(Records for this exercise):
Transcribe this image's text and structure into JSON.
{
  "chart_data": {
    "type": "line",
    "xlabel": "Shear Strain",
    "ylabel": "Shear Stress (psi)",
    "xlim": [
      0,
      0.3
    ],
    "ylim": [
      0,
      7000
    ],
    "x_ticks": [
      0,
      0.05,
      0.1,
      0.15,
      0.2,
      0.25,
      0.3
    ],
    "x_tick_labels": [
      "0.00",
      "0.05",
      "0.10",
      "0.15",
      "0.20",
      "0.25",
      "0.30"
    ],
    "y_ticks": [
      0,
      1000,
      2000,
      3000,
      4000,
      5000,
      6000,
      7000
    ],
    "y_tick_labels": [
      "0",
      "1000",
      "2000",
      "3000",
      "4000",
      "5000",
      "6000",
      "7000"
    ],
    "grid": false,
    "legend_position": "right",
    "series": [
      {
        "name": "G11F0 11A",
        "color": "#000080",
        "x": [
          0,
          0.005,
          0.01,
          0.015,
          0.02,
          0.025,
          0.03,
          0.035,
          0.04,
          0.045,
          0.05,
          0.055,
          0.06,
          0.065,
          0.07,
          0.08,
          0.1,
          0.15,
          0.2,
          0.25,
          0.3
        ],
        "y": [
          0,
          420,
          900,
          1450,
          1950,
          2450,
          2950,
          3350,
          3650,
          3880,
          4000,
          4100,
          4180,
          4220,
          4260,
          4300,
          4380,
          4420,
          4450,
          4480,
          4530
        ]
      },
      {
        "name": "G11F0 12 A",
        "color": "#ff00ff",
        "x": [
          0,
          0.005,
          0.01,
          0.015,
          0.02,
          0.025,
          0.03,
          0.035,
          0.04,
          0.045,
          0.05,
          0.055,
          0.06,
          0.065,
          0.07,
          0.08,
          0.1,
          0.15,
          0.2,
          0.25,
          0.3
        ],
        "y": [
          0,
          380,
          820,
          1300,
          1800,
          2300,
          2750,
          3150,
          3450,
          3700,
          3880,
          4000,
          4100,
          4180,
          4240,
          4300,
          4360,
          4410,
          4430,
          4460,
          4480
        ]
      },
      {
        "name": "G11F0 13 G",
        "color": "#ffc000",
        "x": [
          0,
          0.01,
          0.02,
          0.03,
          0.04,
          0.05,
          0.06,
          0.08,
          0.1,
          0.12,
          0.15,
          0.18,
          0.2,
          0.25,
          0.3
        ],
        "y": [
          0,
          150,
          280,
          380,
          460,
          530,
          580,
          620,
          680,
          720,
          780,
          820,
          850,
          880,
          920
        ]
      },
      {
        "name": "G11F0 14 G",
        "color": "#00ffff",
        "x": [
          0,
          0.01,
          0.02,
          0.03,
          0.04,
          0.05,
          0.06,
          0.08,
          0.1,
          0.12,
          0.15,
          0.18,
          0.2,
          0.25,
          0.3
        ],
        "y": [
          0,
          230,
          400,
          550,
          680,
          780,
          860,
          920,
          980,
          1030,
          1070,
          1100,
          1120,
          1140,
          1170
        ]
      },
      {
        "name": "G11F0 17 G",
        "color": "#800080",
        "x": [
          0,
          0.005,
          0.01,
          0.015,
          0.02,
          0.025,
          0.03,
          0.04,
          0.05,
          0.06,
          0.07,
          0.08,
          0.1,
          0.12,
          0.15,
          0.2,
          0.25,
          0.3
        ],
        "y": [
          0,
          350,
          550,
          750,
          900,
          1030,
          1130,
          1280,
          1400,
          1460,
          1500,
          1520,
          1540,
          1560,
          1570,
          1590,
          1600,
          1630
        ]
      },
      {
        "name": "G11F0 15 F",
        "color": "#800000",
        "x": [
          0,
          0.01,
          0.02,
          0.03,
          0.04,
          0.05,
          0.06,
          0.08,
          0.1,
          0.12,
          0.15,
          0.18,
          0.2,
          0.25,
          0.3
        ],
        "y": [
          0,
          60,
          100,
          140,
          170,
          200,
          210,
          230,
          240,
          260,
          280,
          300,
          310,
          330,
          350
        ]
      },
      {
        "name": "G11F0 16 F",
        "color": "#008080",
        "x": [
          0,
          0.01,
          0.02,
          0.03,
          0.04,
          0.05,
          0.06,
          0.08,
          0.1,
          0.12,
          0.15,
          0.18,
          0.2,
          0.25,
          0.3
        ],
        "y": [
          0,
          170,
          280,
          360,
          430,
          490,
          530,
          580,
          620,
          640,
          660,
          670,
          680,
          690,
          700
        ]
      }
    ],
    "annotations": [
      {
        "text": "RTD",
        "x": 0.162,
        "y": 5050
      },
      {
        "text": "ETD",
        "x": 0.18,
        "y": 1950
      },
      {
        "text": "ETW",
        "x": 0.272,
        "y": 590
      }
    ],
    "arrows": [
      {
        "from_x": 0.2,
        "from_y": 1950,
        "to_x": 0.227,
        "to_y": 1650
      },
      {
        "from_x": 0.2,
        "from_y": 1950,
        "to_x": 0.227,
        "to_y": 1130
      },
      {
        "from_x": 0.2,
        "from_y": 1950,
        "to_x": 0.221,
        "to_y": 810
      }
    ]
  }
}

(Stated problem): Every line of the records that includes the word "Shear" should be gathered.

(Written reply):
    "xlabel": "Shear Strain",
    "ylabel": "Shear Stress (psi)",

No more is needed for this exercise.